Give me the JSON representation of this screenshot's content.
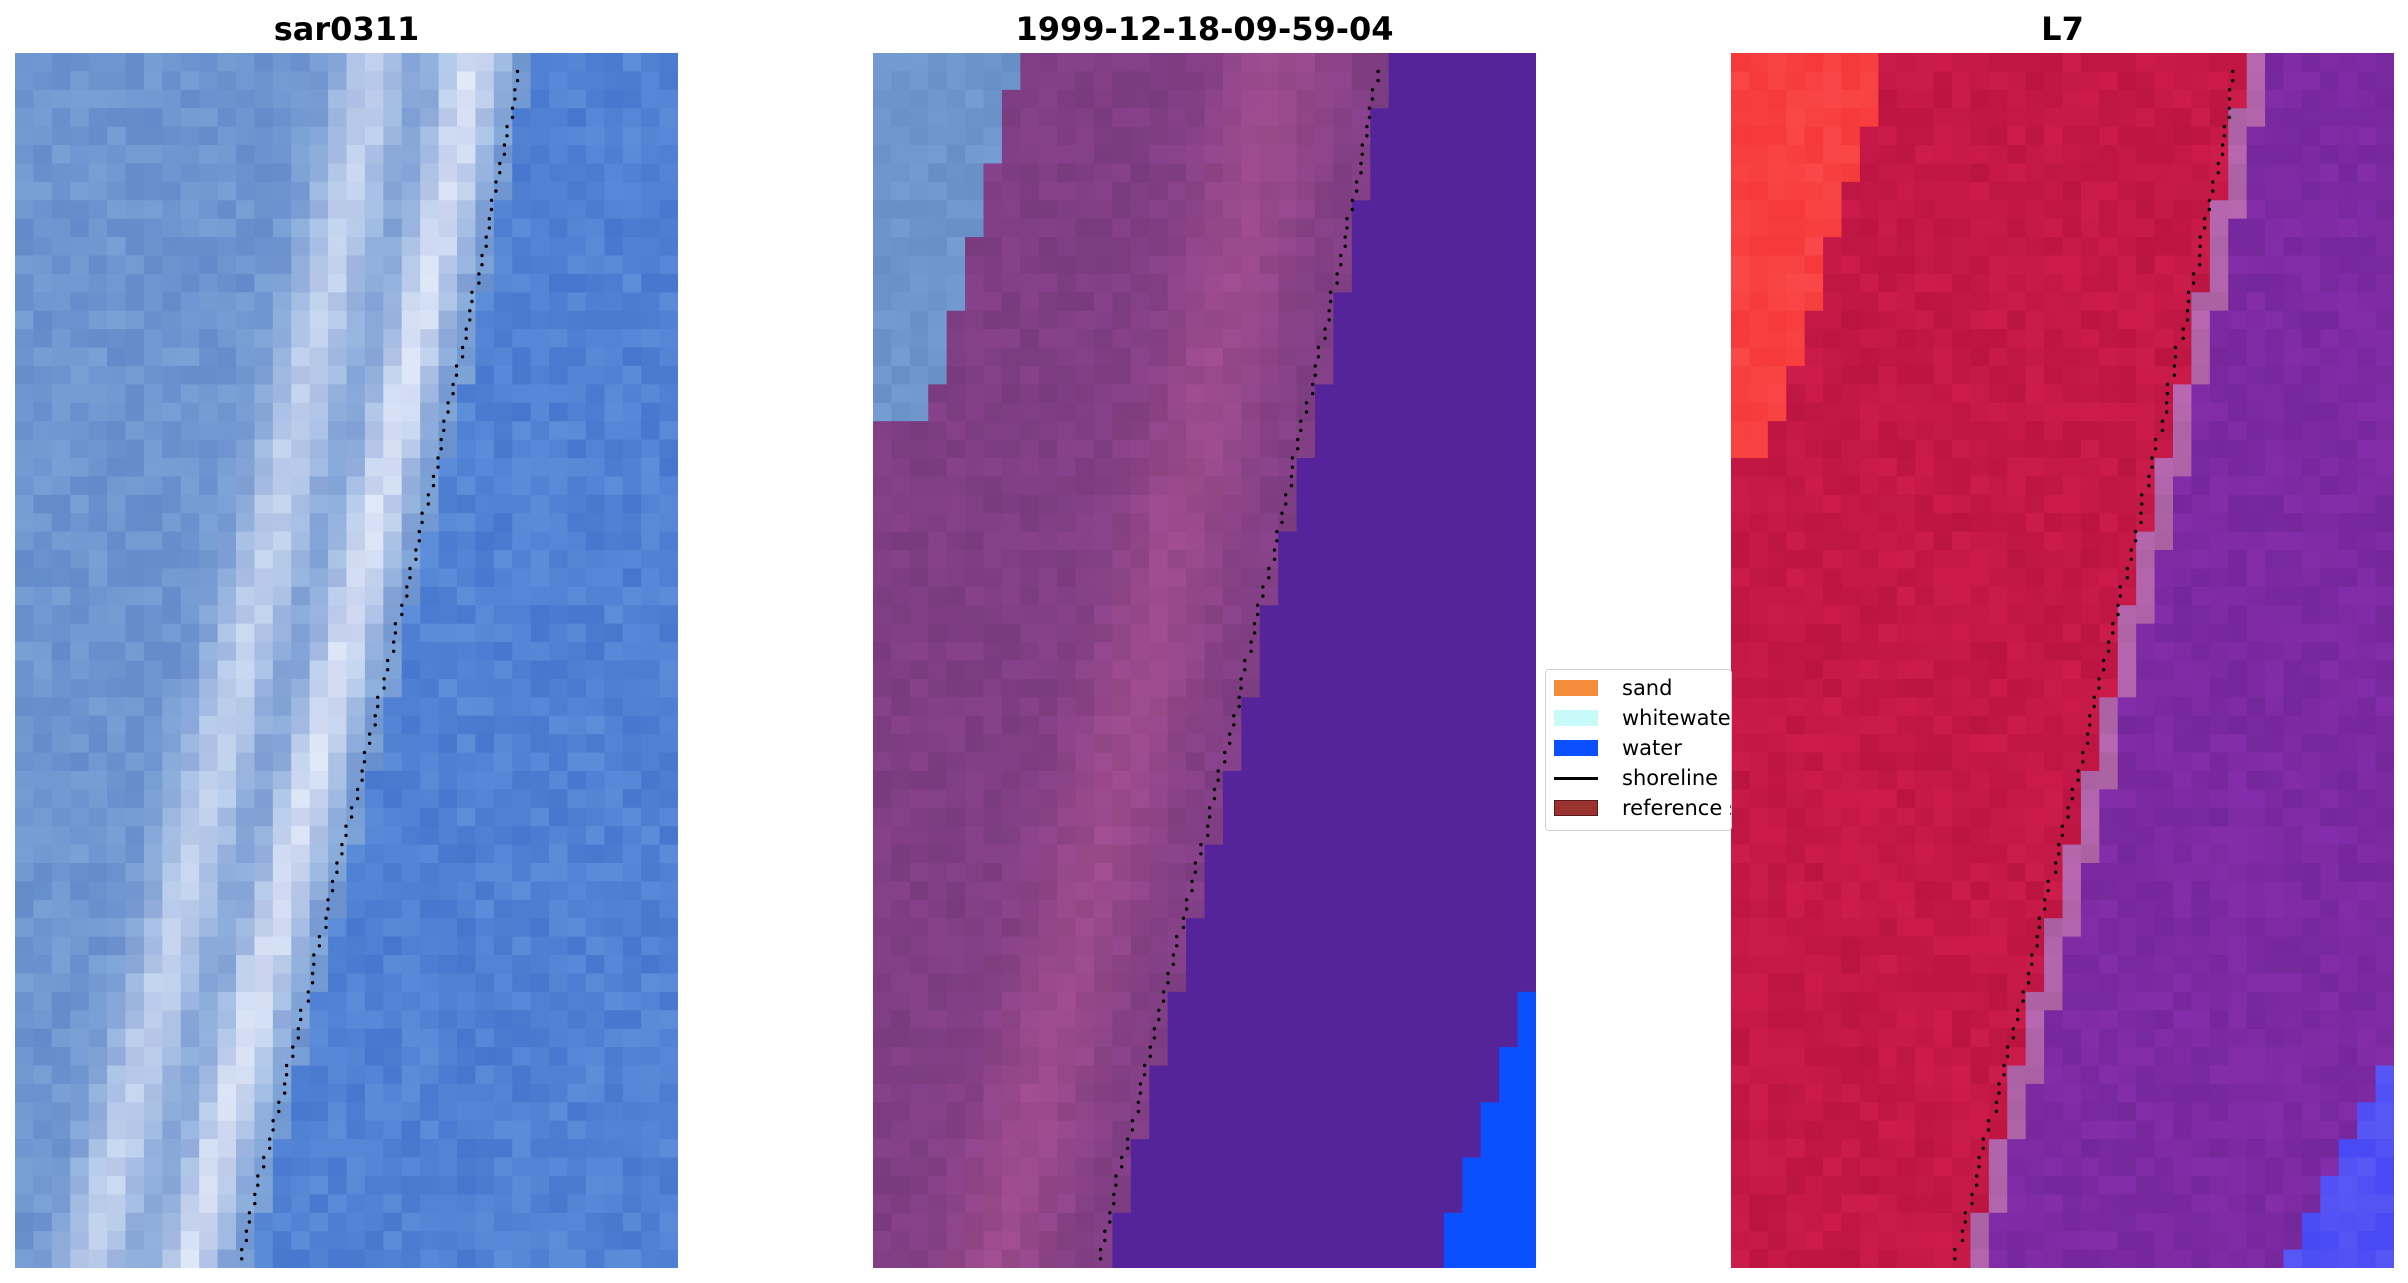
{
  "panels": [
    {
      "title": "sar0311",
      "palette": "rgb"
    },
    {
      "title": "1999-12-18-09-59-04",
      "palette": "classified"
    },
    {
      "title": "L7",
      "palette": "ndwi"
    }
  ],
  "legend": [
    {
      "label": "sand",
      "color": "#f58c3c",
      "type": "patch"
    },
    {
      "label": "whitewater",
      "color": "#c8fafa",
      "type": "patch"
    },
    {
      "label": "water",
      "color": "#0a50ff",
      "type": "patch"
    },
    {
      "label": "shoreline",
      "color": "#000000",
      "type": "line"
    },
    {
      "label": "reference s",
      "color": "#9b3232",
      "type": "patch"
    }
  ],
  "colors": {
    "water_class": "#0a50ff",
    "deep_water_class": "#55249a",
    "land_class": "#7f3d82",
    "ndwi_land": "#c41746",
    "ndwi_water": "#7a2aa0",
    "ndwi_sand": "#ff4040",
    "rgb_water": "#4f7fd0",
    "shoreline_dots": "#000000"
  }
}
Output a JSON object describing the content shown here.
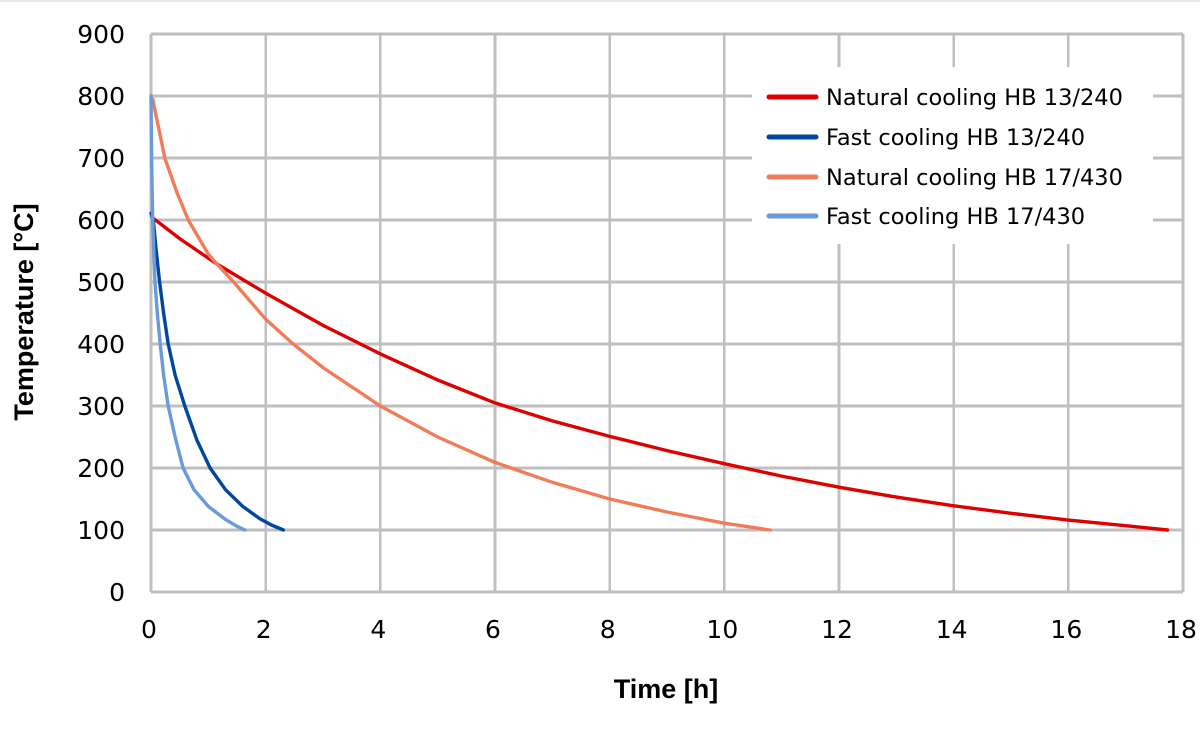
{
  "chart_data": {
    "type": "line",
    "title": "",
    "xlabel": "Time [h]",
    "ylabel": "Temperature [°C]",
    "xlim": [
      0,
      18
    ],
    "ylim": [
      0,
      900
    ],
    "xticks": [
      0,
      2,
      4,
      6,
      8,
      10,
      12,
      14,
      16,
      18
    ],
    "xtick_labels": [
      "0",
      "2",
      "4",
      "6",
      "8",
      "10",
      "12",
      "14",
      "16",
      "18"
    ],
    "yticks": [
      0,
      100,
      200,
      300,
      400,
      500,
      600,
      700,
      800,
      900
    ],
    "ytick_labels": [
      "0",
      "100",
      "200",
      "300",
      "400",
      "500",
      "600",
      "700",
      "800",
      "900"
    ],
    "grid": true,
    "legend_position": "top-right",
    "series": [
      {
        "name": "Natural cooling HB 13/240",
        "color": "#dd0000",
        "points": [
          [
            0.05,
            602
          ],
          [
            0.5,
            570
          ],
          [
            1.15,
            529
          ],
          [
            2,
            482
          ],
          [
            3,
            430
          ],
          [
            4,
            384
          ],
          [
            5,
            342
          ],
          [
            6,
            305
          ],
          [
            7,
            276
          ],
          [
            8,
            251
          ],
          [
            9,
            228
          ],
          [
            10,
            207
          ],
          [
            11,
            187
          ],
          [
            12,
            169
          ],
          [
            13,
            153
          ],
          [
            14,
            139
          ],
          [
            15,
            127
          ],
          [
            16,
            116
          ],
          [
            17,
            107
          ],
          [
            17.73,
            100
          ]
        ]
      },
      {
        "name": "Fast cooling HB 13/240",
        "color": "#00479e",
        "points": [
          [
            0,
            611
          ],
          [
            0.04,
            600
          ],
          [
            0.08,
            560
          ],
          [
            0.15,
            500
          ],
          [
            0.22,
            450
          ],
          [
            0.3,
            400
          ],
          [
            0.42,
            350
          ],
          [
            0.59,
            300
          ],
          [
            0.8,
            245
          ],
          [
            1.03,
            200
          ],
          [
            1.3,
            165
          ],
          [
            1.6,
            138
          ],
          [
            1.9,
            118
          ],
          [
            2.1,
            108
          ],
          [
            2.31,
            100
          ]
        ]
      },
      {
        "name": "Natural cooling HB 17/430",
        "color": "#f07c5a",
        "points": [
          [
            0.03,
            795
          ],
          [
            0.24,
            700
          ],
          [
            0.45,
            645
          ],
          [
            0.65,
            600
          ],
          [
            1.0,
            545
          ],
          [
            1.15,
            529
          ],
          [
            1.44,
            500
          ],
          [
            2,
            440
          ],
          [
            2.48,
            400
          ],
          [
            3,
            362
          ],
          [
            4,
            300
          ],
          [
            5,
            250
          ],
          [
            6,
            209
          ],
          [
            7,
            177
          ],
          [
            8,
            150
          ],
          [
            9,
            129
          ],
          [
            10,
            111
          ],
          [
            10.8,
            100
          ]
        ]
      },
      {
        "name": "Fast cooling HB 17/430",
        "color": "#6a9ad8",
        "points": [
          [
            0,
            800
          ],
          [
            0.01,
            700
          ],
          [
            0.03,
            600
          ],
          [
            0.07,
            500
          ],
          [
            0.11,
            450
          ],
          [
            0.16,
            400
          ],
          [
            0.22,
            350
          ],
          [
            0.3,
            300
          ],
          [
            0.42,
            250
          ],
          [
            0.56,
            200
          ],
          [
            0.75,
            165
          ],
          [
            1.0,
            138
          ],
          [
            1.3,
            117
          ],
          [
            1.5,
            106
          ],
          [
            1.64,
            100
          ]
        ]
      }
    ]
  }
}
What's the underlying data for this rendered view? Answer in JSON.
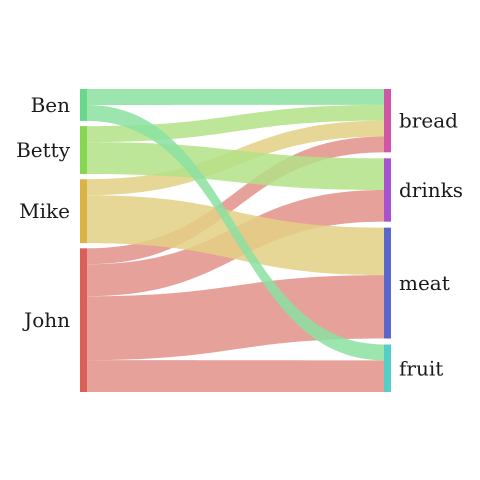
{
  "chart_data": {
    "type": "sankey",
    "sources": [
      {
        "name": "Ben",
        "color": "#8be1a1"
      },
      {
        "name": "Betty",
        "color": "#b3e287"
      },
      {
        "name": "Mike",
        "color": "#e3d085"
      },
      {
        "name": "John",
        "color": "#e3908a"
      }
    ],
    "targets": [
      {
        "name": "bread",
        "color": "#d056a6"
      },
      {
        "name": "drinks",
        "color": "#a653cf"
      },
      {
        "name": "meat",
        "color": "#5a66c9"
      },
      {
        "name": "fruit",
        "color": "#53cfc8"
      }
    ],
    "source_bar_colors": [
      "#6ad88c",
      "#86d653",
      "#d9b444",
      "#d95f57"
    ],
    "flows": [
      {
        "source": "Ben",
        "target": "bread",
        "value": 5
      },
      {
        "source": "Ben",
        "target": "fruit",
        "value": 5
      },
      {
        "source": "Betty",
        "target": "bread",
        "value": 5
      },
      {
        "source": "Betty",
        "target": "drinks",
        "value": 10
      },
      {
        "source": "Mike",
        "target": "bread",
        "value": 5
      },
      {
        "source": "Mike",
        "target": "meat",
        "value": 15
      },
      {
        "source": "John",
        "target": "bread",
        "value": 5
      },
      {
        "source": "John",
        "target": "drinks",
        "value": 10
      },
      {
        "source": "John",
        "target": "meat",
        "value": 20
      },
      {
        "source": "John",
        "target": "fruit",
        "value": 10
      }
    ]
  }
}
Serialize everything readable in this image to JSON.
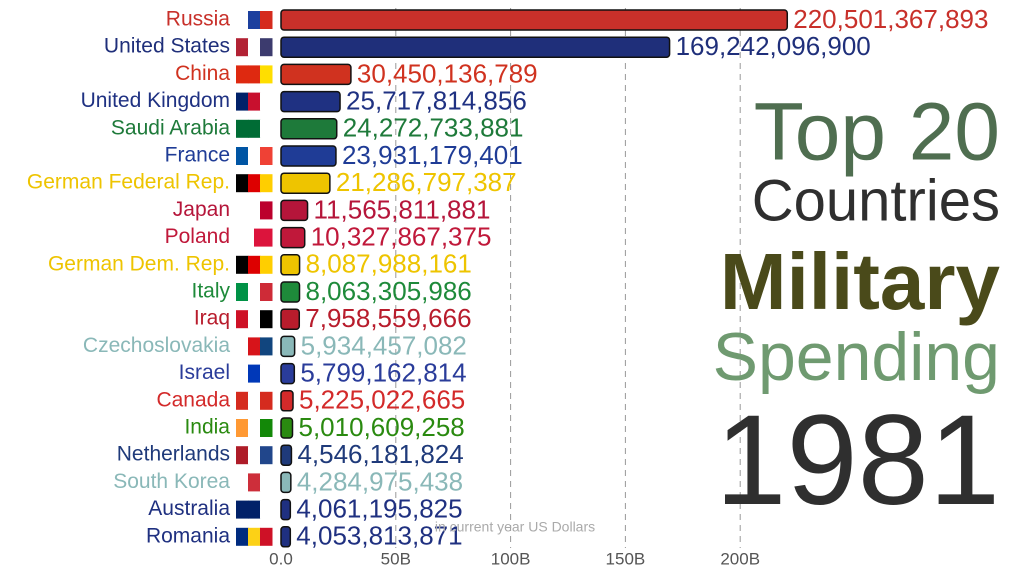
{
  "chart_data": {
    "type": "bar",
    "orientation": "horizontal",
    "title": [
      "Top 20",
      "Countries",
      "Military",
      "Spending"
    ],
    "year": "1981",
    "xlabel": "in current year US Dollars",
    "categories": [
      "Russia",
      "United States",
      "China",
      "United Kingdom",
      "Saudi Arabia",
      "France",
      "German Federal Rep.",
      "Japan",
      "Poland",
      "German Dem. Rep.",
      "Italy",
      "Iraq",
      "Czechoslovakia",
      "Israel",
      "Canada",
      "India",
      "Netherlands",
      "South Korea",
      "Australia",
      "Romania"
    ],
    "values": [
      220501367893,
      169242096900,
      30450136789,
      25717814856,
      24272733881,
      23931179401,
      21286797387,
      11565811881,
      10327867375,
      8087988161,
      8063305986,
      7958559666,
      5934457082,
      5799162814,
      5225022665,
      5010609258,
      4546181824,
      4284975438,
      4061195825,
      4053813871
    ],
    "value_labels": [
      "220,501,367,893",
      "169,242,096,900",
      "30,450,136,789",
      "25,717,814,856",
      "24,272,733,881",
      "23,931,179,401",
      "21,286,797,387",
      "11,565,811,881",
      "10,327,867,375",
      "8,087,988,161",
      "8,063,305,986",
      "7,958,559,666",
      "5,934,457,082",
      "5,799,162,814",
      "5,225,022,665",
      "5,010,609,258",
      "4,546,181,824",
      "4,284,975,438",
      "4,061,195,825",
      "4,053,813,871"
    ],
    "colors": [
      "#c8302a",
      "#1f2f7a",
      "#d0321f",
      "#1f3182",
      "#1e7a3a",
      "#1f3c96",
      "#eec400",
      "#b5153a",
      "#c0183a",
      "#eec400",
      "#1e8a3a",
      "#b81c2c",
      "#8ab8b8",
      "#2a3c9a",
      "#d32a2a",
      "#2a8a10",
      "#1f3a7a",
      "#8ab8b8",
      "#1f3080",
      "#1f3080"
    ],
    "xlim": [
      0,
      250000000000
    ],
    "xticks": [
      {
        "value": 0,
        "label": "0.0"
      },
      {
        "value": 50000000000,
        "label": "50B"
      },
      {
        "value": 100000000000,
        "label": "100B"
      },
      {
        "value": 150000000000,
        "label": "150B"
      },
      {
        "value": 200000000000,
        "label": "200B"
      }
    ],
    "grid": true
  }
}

•••

### WORK TO DO
Return every line containing "cooling".

### EXPECTED ANSWER
        "name": "Natural cooling HB 13/240",
        "name": "Fast cooling HB 13/240",
        "name": "Natural cooling HB 17/430",
        "name": "Fast cooling HB 17/430",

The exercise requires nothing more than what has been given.